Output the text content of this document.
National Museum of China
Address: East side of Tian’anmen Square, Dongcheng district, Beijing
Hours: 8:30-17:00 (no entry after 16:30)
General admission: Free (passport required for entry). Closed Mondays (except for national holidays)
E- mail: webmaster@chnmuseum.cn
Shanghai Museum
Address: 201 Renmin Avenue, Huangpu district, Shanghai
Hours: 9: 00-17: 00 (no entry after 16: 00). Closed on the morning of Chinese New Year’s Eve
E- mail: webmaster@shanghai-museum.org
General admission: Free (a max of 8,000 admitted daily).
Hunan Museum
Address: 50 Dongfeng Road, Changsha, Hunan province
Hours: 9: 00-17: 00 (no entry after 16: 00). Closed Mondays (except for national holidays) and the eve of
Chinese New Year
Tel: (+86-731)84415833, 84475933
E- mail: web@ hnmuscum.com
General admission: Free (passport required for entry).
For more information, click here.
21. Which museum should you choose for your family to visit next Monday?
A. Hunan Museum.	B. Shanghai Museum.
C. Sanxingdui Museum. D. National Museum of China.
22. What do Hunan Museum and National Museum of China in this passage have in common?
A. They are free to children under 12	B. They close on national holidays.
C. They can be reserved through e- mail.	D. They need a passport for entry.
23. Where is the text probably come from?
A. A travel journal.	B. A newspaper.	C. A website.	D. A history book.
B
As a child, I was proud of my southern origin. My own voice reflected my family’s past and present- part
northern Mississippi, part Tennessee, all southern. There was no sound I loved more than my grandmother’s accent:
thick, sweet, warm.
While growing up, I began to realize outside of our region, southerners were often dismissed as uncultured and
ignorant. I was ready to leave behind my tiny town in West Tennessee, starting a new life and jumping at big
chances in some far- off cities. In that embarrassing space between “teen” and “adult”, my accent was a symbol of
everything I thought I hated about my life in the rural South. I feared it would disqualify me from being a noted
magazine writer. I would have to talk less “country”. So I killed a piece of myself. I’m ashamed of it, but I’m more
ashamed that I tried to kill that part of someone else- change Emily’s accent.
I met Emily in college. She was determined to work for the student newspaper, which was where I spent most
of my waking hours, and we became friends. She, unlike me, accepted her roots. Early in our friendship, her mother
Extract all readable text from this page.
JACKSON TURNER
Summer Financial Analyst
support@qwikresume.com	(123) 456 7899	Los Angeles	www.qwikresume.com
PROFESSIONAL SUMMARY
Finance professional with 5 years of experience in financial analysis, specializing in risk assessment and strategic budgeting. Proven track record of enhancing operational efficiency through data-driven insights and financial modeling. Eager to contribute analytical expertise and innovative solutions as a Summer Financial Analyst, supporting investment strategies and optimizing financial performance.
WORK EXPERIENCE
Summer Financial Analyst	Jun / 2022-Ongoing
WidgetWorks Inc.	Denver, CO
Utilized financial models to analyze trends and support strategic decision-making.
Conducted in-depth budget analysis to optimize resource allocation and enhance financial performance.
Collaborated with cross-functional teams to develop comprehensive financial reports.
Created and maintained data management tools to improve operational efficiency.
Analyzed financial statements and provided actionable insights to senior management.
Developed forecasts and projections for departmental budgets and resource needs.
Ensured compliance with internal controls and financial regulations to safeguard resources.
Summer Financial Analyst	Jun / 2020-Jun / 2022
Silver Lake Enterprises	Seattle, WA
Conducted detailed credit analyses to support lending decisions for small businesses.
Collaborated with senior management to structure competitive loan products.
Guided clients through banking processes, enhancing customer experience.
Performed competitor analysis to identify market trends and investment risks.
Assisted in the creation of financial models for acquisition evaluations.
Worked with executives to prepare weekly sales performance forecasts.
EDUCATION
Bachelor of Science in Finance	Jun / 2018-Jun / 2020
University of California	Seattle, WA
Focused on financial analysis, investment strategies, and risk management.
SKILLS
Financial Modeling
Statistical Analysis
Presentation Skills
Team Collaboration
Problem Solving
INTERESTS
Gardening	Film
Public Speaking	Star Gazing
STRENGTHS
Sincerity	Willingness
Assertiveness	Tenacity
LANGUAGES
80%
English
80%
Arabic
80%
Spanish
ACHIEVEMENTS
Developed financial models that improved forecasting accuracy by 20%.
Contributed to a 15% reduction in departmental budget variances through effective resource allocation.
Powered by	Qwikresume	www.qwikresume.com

▶ What is asked
Extract all lines of the records above that include "holidays".

▶ Exercise solution
General admission: Free (passport required for entry). Closed Mondays (except for national holidays)
Hours: 9: 00-17: 00 (no entry after 16: 00). Closed Mondays (except for national holidays) and the eve of
A. They are free to children under 12	B. They close on national holidays.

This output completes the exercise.